* Do this
Using the data below, repeat all of it precisely.

╭──

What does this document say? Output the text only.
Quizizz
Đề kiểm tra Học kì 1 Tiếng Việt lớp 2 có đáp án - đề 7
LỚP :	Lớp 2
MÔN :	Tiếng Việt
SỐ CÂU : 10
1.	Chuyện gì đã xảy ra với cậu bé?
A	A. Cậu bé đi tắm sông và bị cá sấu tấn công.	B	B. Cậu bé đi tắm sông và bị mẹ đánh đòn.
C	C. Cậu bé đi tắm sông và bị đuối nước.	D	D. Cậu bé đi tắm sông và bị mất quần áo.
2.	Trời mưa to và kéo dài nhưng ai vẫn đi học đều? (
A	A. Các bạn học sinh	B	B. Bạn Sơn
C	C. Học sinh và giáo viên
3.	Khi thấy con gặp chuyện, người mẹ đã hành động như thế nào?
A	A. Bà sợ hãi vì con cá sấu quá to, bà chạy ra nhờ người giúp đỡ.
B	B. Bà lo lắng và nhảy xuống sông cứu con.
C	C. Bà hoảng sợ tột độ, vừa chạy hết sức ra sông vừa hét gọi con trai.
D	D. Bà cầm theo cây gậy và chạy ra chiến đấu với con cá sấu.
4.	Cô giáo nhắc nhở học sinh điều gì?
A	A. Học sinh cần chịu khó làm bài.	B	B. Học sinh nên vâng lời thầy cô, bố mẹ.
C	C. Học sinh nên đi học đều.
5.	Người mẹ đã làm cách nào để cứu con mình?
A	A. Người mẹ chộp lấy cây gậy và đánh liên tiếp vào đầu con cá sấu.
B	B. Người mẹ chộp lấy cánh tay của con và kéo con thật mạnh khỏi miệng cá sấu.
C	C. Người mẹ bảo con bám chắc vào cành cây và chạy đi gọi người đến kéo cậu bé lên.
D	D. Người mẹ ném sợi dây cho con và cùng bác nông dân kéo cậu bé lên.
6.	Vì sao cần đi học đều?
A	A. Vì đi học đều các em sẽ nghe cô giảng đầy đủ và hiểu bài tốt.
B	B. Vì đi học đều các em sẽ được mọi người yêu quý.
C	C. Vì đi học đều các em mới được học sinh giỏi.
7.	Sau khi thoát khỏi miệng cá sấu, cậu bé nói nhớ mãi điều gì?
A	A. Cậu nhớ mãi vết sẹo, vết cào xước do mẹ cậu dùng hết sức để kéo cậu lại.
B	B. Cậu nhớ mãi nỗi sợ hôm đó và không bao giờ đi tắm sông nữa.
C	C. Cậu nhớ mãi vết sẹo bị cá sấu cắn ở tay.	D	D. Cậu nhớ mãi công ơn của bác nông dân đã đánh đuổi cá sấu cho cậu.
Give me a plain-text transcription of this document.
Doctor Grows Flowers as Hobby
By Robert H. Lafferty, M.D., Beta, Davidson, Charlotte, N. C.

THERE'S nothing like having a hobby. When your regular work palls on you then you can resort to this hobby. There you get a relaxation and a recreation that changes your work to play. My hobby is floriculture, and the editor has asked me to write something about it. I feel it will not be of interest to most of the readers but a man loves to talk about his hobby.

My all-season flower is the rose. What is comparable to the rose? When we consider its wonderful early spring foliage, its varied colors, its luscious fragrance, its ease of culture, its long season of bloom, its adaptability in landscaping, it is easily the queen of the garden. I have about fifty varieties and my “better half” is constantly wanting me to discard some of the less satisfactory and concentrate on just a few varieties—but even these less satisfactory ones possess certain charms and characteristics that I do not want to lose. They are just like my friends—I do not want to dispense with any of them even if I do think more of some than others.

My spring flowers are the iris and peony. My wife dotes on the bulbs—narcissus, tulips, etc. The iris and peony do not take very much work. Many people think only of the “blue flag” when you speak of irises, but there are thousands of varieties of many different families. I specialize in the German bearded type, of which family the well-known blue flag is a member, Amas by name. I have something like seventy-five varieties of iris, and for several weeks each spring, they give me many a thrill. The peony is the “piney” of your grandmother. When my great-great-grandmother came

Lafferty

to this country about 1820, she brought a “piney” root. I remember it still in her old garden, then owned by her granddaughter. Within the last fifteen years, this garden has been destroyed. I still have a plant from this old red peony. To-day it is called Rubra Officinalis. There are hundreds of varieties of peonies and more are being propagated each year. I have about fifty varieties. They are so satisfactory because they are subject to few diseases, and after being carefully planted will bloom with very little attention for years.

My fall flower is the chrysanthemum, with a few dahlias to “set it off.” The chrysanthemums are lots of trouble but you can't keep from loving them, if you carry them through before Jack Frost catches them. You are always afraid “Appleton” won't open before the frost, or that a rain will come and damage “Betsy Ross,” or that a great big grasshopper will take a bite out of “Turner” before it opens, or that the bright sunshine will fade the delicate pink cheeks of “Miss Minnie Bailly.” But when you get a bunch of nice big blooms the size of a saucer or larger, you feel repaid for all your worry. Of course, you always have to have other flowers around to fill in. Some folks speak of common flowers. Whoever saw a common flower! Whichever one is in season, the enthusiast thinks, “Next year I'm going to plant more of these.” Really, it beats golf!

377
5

╰──

* Response to the task
What does this document say? Output the text only.
Quizizz
Đề kiểm tra Học kì 1 Tiếng Việt lớp 2 có đáp án - đề 7
LỚP :	Lớp 2
MÔN :	Tiếng Việt
SỐ CÂU : 10
1.	Chuyện gì đã xảy ra với cậu bé?
A	A. Cậu bé đi tắm sông và bị cá sấu tấn công.	B	B. Cậu bé đi tắm sông và bị mẹ đánh đòn.
C	C. Cậu bé đi tắm sông và bị đuối nước.	D	D. Cậu bé đi tắm sông và bị mất quần áo.
2.	Trời mưa to và kéo dài nhưng ai vẫn đi học đều? (
A	A. Các bạn học sinh	B	B. Bạn Sơn
C	C. Học sinh và giáo viên
3.	Khi thấy con gặp chuyện, người mẹ đã hành động như thế nào?
A	A. Bà sợ hãi vì con cá sấu quá to, bà chạy ra nhờ người giúp đỡ.
B	B. Bà lo lắng và nhảy xuống sông cứu con.
C	C. Bà hoảng sợ tột độ, vừa chạy hết sức ra sông vừa hét gọi con trai.
D	D. Bà cầm theo cây gậy và chạy ra chiến đấu với con cá sấu.
4.	Cô giáo nhắc nhở học sinh điều gì?
A	A. Học sinh cần chịu khó làm bài.	B	B. Học sinh nên vâng lời thầy cô, bố mẹ.
C	C. Học sinh nên đi học đều.
5.	Người mẹ đã làm cách nào để cứu con mình?
A	A. Người mẹ chộp lấy cây gậy và đánh liên tiếp vào đầu con cá sấu.
B	B. Người mẹ chộp lấy cánh tay của con và kéo con thật mạnh khỏi miệng cá sấu.
C	C. Người mẹ bảo con bám chắc vào cành cây và chạy đi gọi người đến kéo cậu bé lên.
D	D. Người mẹ ném sợi dây cho con và cùng bác nông dân kéo cậu bé lên.
6.	Vì sao cần đi học đều?
A	A. Vì đi học đều các em sẽ nghe cô giảng đầy đủ và hiểu bài tốt.
B	B. Vì đi học đều các em sẽ được mọi người yêu quý.
C	C. Vì đi học đều các em mới được học sinh giỏi.
7.	Sau khi thoát khỏi miệng cá sấu, cậu bé nói nhớ mãi điều gì?
A	A. Cậu nhớ mãi vết sẹo, vết cào xước do mẹ cậu dùng hết sức để kéo cậu lại.
B	B. Cậu nhớ mãi nỗi sợ hôm đó và không bao giờ đi tắm sông nữa.
C	C. Cậu nhớ mãi vết sẹo bị cá sấu cắn ở tay.	D	D. Cậu nhớ mãi công ơn của bác nông dân đã đánh đuổi cá sấu cho cậu.
Give me a plain-text transcription of this document.
Doctor Grows Flowers as Hobby
By Robert H. Lafferty, M.D., Beta, Davidson, Charlotte, N. C.

THERE'S nothing like having a hobby. When your regular work palls on you then you can resort to this hobby. There you get a relaxation and a recreation that changes your work to play. My hobby is floriculture, and the editor has asked me to write something about it. I feel it will not be of interest to most of the readers but a man loves to talk about his hobby.

My all-season flower is the rose. What is comparable to the rose? When we consider its wonderful early spring foliage, its varied colors, its luscious fragrance, its ease of culture, its long season of bloom, its adaptability in landscaping, it is easily the queen of the garden. I have about fifty varieties and my “better half” is constantly wanting me to discard some of the less satisfactory and concentrate on just a few varieties—but even these less satisfactory ones possess certain charms and characteristics that I do not want to lose. They are just like my friends—I do not want to dispense with any of them even if I do think more of some than others.

My spring flowers are the iris and peony. My wife dotes on the bulbs—narcissus, tulips, etc. The iris and peony do not take very much work. Many people think only of the “blue flag” when you speak of irises, but there are thousands of varieties of many different families. I specialize in the German bearded type, of which family the well-known blue flag is a member, Amas by name. I have something like seventy-five varieties of iris, and for several weeks each spring, they give me many a thrill. The peony is the “piney” of your grandmother. When my great-great-grandmother came

Lafferty

to this country about 1820, she brought a “piney” root. I remember it still in her old garden, then owned by her granddaughter. Within the last fifteen years, this garden has been destroyed. I still have a plant from this old red peony. To-day it is called Rubra Officinalis. There are hundreds of varieties of peonies and more are being propagated each year. I have about fifty varieties. They are so satisfactory because they are subject to few diseases, and after being carefully planted will bloom with very little attention for years.

My fall flower is the chrysanthemum, with a few dahlias to “set it off.” The chrysanthemums are lots of trouble but you can't keep from loving them, if you carry them through before Jack Frost catches them. You are always afraid “Appleton” won't open before the frost, or that a rain will come and damage “Betsy Ross,” or that a great big grasshopper will take a bite out of “Turner” before it opens, or that the bright sunshine will fade the delicate pink cheeks of “Miss Minnie Bailly.” But when you get a bunch of nice big blooms the size of a saucer or larger, you feel repaid for all your worry. Of course, you always have to have other flowers around to fill in. Some folks speak of common flowers. Whoever saw a common flower! Whichever one is in season, the enthusiast thinks, “Next year I'm going to plant more of these.” Really, it beats golf!

377
5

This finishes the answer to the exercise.